Reproduce without alteration the portion of the data that begins with the line containing "- sort-icon[interactable]: ⇅: [804, 265, 814, 279]" and ends with the line containing "- tree-folder[interactable]: Market studies: [88, 455, 214, 485]", including both of those lines.
Start of EXERCISE INPUT
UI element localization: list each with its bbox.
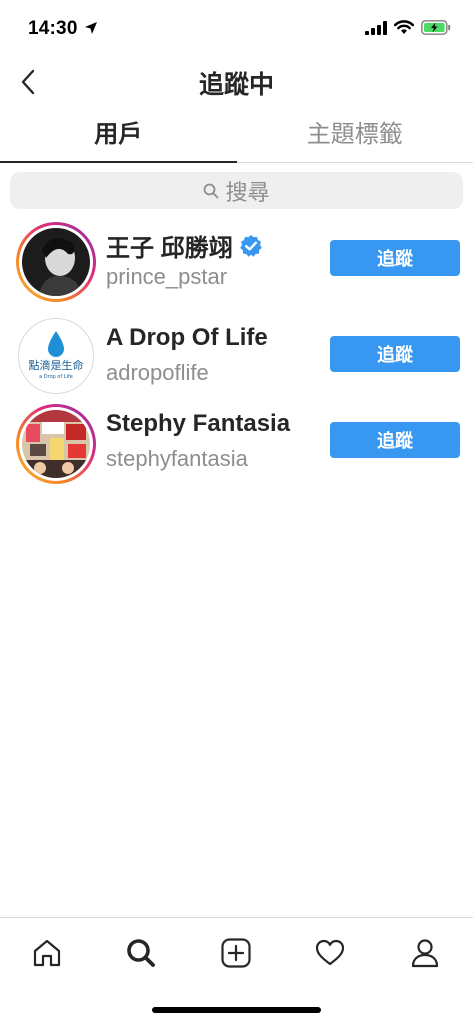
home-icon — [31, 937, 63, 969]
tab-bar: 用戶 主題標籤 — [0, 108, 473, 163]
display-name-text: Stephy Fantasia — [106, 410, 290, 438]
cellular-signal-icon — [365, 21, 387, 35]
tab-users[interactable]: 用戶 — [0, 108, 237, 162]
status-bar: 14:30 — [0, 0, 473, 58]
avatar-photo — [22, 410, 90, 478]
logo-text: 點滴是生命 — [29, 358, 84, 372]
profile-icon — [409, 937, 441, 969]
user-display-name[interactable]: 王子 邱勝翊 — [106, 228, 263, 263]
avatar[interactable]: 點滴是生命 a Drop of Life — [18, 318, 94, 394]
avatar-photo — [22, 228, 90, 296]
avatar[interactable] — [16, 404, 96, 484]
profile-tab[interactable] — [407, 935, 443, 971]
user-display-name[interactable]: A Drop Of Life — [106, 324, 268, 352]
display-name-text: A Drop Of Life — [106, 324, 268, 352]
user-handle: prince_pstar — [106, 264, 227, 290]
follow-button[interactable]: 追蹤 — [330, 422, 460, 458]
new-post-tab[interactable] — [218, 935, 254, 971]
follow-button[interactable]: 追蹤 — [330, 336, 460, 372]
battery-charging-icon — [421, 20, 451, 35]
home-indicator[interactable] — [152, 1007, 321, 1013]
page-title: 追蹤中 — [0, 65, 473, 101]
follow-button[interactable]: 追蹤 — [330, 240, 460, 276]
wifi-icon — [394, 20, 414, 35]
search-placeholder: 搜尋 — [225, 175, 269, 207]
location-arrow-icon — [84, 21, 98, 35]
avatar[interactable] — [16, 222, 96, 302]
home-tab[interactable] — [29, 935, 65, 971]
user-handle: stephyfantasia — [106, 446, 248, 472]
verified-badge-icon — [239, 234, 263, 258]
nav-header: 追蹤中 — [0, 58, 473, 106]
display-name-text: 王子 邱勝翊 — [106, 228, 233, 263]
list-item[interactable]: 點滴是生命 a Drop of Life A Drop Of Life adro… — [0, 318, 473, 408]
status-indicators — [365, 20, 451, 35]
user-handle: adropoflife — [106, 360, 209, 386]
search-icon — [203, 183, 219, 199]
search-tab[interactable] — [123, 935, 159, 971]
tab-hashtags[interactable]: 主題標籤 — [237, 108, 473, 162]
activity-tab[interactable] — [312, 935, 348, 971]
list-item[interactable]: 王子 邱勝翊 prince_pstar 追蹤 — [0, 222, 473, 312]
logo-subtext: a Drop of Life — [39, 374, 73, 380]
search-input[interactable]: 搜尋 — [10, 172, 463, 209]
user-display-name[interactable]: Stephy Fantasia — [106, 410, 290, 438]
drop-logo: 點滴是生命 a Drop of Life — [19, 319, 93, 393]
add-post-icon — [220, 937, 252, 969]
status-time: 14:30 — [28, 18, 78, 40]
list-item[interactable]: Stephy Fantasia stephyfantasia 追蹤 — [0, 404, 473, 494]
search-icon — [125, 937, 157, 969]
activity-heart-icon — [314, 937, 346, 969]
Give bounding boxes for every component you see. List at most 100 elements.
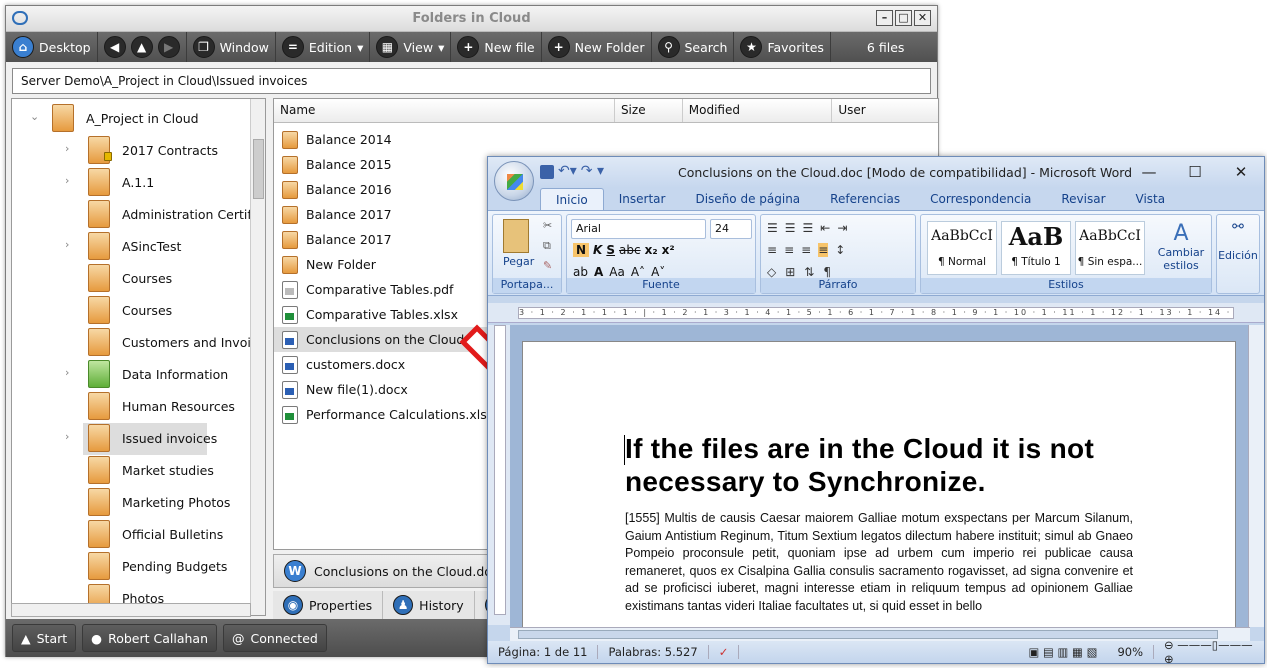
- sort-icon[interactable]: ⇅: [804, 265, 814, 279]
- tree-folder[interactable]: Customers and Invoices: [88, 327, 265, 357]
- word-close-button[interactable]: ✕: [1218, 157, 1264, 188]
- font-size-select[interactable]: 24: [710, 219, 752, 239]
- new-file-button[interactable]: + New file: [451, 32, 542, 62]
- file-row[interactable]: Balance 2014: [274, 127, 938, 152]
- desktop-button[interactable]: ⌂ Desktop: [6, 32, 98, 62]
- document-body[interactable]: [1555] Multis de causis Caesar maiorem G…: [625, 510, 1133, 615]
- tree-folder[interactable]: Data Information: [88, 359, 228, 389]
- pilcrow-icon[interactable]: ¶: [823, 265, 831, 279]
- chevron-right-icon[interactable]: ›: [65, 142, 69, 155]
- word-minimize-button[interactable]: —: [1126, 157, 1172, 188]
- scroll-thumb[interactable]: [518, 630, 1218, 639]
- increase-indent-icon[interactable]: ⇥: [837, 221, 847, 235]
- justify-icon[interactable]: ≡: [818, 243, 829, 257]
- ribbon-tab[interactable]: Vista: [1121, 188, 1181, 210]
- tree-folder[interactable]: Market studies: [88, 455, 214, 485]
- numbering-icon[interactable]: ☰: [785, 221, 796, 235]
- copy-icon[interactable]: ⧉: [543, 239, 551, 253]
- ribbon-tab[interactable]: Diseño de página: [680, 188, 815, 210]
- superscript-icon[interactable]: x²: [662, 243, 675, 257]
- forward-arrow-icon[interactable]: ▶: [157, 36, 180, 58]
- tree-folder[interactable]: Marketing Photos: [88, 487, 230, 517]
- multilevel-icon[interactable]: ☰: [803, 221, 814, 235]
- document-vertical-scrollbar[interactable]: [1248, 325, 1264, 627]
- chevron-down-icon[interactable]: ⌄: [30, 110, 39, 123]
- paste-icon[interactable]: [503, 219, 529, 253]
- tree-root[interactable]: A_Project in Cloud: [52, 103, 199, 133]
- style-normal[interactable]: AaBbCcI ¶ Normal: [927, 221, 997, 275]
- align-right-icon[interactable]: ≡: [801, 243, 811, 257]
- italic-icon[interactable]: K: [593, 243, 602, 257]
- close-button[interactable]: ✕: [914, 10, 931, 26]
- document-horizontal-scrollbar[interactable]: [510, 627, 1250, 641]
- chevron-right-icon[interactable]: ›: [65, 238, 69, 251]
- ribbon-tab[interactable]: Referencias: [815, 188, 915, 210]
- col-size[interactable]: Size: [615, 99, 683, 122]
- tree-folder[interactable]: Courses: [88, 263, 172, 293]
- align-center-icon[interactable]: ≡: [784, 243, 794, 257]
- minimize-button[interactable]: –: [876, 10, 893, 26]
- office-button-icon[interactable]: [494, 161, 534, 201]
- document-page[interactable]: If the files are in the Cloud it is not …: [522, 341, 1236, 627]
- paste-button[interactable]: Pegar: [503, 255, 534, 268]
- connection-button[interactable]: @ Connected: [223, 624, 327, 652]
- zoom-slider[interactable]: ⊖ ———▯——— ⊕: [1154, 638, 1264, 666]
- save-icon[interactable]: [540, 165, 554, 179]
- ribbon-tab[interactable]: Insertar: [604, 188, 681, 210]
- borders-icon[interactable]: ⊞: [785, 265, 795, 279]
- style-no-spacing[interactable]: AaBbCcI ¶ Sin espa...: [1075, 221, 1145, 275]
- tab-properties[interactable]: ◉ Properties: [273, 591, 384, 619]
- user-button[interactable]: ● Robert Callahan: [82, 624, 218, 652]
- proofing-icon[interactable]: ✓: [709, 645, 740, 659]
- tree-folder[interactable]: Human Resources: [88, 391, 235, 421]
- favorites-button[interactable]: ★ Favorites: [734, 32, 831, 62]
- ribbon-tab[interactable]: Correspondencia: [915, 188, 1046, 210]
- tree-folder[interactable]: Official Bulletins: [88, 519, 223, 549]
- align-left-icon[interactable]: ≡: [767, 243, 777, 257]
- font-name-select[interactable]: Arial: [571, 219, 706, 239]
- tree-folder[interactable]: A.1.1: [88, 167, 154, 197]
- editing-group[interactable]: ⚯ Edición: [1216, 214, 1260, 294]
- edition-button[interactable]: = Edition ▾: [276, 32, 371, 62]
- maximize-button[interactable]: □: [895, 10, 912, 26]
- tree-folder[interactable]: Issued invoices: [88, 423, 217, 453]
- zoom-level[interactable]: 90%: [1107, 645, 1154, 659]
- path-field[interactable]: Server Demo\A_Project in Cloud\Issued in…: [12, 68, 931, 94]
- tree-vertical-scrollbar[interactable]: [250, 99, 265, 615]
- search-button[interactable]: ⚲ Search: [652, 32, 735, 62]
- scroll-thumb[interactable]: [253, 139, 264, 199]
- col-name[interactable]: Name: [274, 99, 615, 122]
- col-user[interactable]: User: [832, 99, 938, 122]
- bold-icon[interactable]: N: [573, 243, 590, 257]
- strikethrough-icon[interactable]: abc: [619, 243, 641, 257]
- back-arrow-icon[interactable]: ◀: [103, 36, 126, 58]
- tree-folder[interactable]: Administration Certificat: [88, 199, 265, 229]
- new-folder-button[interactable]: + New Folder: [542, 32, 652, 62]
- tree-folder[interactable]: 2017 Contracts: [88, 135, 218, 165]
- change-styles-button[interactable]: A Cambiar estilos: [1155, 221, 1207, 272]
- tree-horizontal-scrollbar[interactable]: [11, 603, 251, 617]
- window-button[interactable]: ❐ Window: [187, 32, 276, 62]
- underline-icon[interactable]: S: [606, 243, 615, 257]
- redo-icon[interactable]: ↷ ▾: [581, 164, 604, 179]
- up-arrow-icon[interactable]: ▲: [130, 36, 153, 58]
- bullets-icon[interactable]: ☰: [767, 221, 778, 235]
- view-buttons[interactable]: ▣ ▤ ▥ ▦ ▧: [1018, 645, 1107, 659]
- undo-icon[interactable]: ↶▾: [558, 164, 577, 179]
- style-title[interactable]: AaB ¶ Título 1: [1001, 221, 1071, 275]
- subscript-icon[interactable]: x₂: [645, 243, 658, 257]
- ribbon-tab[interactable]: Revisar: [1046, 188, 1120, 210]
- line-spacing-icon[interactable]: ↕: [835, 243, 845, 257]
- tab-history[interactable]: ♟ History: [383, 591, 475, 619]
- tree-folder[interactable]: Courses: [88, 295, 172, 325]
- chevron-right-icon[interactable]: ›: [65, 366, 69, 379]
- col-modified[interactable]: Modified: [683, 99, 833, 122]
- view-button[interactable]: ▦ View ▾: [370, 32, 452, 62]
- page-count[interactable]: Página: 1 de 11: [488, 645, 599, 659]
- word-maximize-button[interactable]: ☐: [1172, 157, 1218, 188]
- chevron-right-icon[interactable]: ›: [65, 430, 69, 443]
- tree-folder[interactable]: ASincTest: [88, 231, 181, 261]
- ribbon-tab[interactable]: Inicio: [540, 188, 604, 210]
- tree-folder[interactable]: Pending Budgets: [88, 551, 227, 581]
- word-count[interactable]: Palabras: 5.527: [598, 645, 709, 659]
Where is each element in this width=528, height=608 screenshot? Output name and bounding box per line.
End of EXERCISE INPUT
FULL SOLUTION.
- sort-icon[interactable]: ⇅: [804, 265, 814, 279]
- tree-folder[interactable]: Customers and Invoices: [88, 327, 265, 357]
- word-close-button[interactable]: ✕: [1218, 157, 1264, 188]
- font-size-select[interactable]: 24: [710, 219, 752, 239]
- new-file-button[interactable]: + New file: [451, 32, 542, 62]
- file-row[interactable]: Balance 2014: [274, 127, 938, 152]
- desktop-button[interactable]: ⌂ Desktop: [6, 32, 98, 62]
- document-body[interactable]: [1555] Multis de causis Caesar maiorem G…: [625, 510, 1133, 615]
- tree-folder[interactable]: Data Information: [88, 359, 228, 389]
- pilcrow-icon[interactable]: ¶: [823, 265, 831, 279]
- chevron-right-icon[interactable]: ›: [65, 142, 69, 155]
- word-minimize-button[interactable]: —: [1126, 157, 1172, 188]
- scroll-thumb[interactable]: [518, 630, 1218, 639]
- increase-indent-icon[interactable]: ⇥: [837, 221, 847, 235]
- justify-icon[interactable]: ≡: [818, 243, 829, 257]
- ribbon-tab[interactable]: Vista: [1121, 188, 1181, 210]
- tree-folder[interactable]: Market studies: [88, 455, 214, 485]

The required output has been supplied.